Copy all lines of the listing that include the string "name".

------------------------------------------------------------------------

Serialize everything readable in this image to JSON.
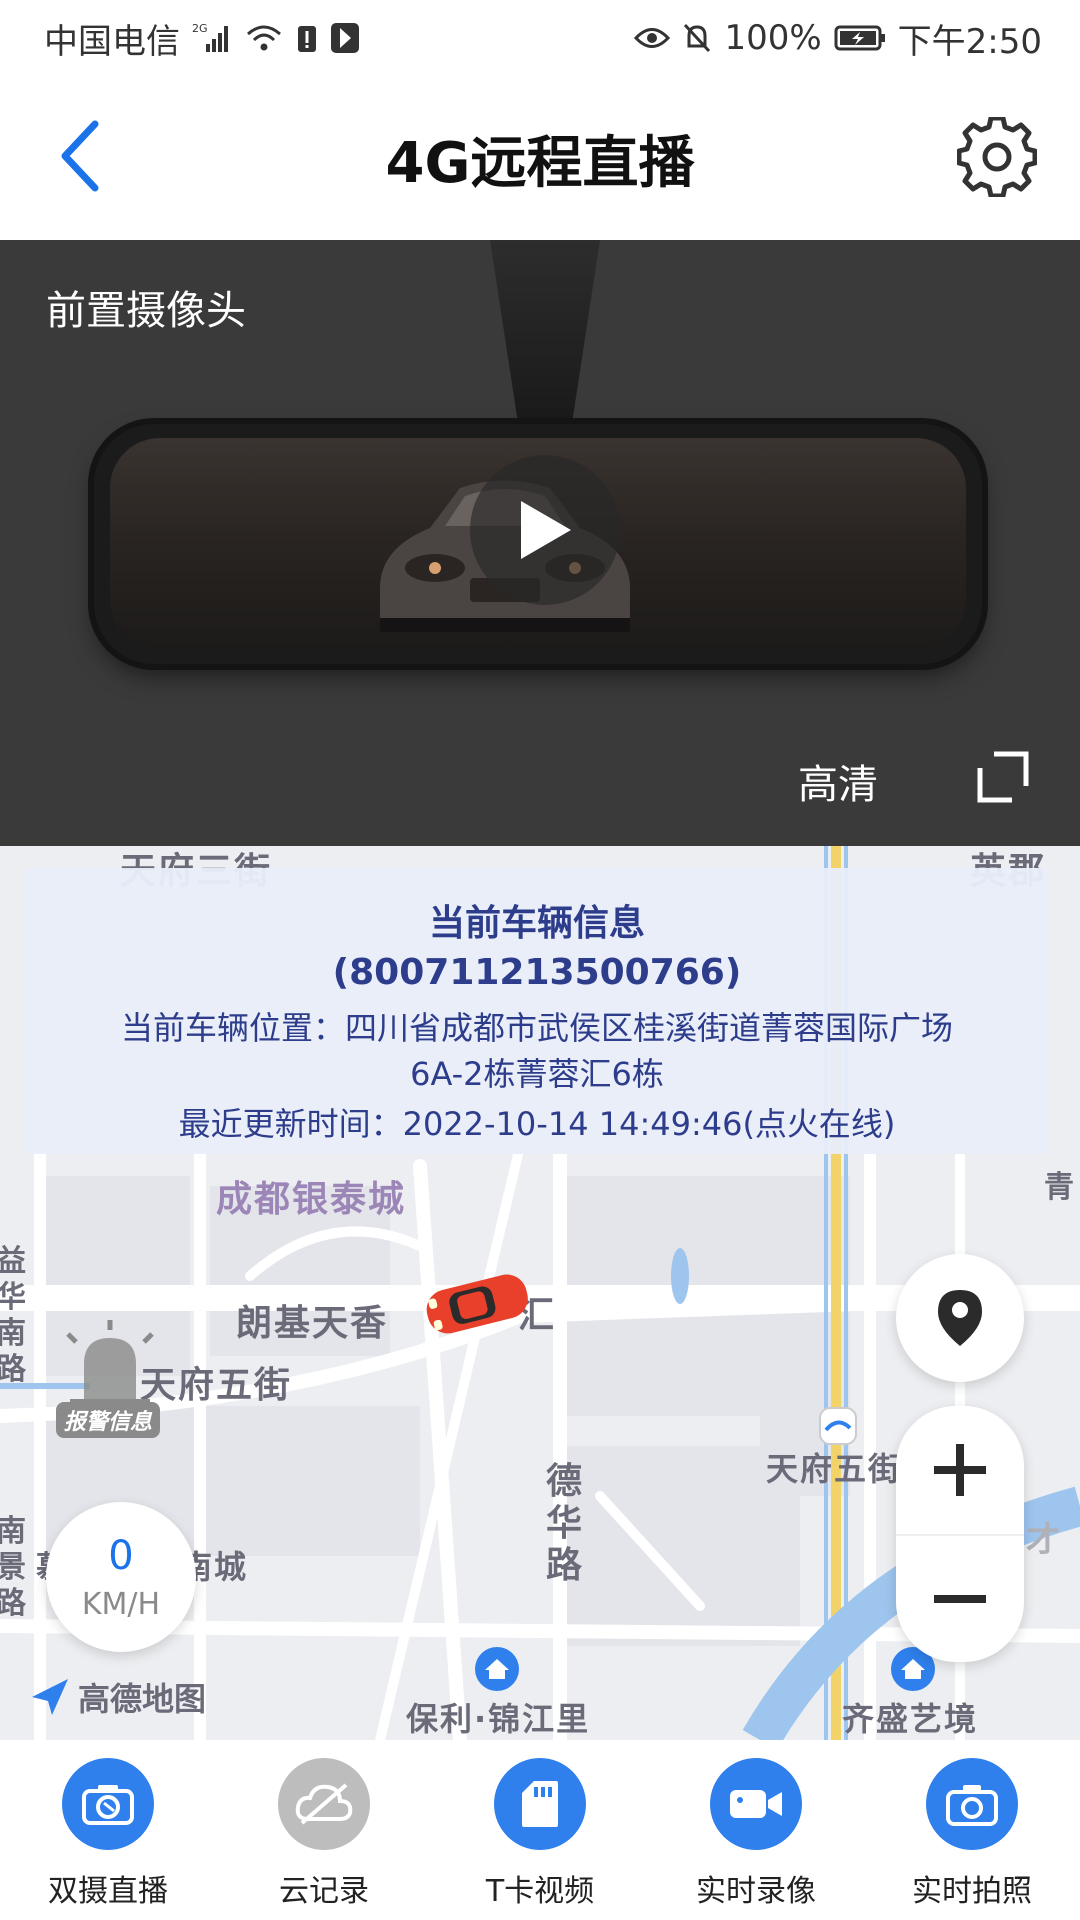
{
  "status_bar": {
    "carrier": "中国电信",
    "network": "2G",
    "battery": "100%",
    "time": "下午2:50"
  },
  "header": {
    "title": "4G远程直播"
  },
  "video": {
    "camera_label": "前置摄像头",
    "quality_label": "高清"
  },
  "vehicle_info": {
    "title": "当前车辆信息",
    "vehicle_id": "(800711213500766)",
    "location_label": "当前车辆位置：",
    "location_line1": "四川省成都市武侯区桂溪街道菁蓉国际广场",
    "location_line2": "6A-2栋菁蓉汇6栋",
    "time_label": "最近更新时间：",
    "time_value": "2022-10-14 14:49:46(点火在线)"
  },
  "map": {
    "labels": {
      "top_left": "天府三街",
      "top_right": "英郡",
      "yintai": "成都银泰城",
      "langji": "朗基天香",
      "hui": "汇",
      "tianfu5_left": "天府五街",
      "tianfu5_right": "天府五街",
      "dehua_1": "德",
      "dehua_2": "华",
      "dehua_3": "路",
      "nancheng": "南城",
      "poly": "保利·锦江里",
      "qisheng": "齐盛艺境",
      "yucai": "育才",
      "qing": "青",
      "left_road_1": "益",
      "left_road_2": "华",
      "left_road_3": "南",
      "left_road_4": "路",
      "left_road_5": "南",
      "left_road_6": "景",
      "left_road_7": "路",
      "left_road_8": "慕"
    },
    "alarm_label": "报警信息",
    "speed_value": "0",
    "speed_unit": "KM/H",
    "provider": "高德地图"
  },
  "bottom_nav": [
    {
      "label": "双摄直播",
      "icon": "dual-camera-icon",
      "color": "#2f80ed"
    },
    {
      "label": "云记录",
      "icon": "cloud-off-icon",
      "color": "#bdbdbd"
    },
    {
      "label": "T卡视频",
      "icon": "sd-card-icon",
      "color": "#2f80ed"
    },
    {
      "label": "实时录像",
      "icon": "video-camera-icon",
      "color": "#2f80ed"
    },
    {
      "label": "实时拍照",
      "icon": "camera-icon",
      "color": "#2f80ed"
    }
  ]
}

------------------------------------------------------------------------

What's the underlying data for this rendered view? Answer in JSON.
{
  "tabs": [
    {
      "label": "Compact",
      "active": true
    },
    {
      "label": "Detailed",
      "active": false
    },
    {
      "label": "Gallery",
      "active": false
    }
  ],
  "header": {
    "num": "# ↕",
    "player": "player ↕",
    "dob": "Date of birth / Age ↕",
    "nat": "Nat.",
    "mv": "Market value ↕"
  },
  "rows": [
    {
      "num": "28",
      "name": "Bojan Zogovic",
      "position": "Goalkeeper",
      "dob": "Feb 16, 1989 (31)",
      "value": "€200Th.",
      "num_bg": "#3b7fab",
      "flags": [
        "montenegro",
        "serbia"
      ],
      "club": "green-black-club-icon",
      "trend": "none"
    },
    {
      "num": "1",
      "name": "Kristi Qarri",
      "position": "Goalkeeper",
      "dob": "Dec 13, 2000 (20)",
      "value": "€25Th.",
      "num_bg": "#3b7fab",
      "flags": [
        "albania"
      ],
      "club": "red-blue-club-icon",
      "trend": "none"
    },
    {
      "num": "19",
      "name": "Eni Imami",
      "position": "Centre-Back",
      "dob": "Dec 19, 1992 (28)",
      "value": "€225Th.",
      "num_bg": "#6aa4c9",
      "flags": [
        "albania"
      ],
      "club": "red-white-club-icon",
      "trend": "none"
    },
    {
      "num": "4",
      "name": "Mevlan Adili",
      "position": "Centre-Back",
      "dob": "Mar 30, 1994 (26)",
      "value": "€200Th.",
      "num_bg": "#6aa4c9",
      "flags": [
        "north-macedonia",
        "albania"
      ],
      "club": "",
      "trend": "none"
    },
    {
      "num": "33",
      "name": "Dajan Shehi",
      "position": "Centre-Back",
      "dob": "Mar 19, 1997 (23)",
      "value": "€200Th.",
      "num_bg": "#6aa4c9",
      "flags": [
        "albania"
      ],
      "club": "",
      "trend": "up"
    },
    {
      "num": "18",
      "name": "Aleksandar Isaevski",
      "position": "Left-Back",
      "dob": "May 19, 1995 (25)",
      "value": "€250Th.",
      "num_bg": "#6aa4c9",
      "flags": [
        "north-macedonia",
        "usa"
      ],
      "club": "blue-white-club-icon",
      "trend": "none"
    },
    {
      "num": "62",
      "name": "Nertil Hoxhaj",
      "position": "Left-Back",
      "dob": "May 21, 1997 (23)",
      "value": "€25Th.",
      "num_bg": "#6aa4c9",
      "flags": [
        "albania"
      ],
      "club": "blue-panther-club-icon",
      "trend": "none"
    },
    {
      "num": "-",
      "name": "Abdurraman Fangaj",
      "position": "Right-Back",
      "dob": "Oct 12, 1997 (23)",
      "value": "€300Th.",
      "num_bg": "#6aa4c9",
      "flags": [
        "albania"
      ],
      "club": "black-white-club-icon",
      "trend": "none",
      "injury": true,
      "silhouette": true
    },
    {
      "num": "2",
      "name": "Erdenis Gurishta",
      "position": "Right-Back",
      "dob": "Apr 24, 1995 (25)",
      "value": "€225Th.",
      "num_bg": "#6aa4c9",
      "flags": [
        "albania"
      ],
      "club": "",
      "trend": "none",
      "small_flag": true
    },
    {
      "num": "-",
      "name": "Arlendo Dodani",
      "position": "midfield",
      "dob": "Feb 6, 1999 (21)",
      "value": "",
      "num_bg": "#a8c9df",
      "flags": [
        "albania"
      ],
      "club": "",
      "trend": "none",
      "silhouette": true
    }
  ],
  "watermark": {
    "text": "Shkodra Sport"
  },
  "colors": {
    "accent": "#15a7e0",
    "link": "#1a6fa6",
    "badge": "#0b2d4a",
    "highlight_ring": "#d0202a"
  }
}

------------------------------------------------------------------------

Task solution:
      "name": "Bojan Zogovic",
      "name": "Kristi Qarri",
      "name": "Eni Imami",
      "name": "Mevlan Adili",
      "name": "Dajan Shehi",
      "name": "Aleksandar Isaevski",
      "name": "Nertil Hoxhaj",
      "name": "Abdurraman Fangaj",
      "name": "Erdenis Gurishta",
      "name": "Arlendo Dodani",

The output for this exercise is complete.